**GIVEN REQUEST**
Restate each line of the listing exactly, without carrying over any pictures.

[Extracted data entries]
------------------------------------------------

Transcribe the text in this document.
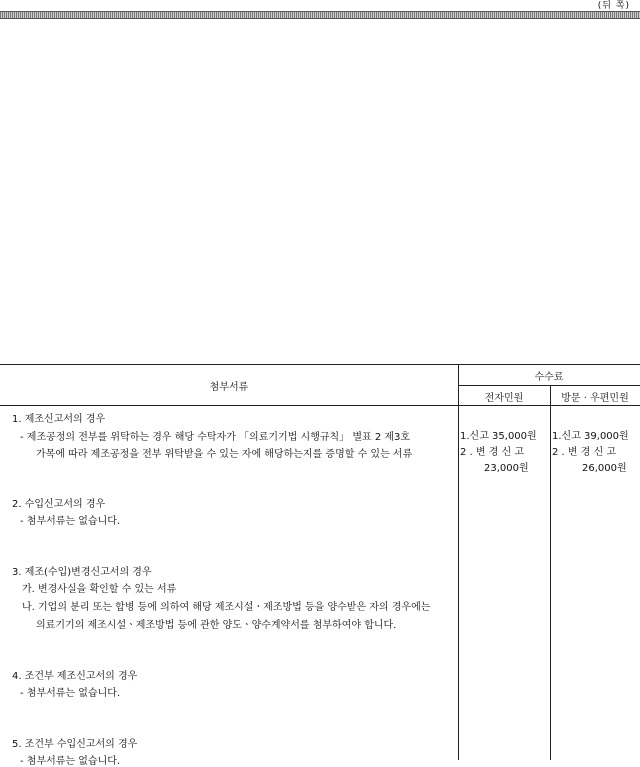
(뒤 쪽)
첨부서류
수수료
전자민원	방문 · 우편민원
1. 제조신고서의 경우
- 제조공정의 전부를 위탁하는 경우 해당 수탁자가 「의료기기법 시행규칙」 별표 2 제3호
가목에 따라 제조공정을 전부 위탁받을 수 있는 자에 해당하는지를 증명할 수 있는 서류
2. 수입신고서의 경우
- 첨부서류는 없습니다.
3. 제조(수입)변경신고서의 경우
가. 변경사실을 확인할 수 있는 서류
나. 기업의 분리 또는 합병 등에 의하여 해당 제조시설ㆍ제조방법 등을 양수받은 자의 경우에는
의료기기의 제조시설ㆍ제조방법 등에 관한 양도ㆍ양수계약서를 첨부하여야 합니다.
4. 조건부 제조신고서의 경우
- 첨부서류는 없습니다.
5. 조건부 수입신고서의 경우
- 첨부서류는 없습니다.
1.신고 35,000원
2 . 변 경 신 고
23,000원
1.신고 39,000원
2 . 변 경 신 고
26,000원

------------------------------------------------

**RESPONSE FOR THIS EXERCISE**
Transcribe the text in this document.
(뒤 쪽)
첨부서류
수수료
전자민원	방문 · 우편민원
1. 제조신고서의 경우
- 제조공정의 전부를 위탁하는 경우 해당 수탁자가 「의료기기법 시행규칙」 별표 2 제3호
가목에 따라 제조공정을 전부 위탁받을 수 있는 자에 해당하는지를 증명할 수 있는 서류
2. 수입신고서의 경우
- 첨부서류는 없습니다.
3. 제조(수입)변경신고서의 경우
가. 변경사실을 확인할 수 있는 서류
나. 기업의 분리 또는 합병 등에 의하여 해당 제조시설ㆍ제조방법 등을 양수받은 자의 경우에는
의료기기의 제조시설ㆍ제조방법 등에 관한 양도ㆍ양수계약서를 첨부하여야 합니다.
4. 조건부 제조신고서의 경우
- 첨부서류는 없습니다.
5. 조건부 수입신고서의 경우
- 첨부서류는 없습니다.
1.신고 35,000원
2 . 변 경 신 고
23,000원
1.신고 39,000원
2 . 변 경 신 고
26,000원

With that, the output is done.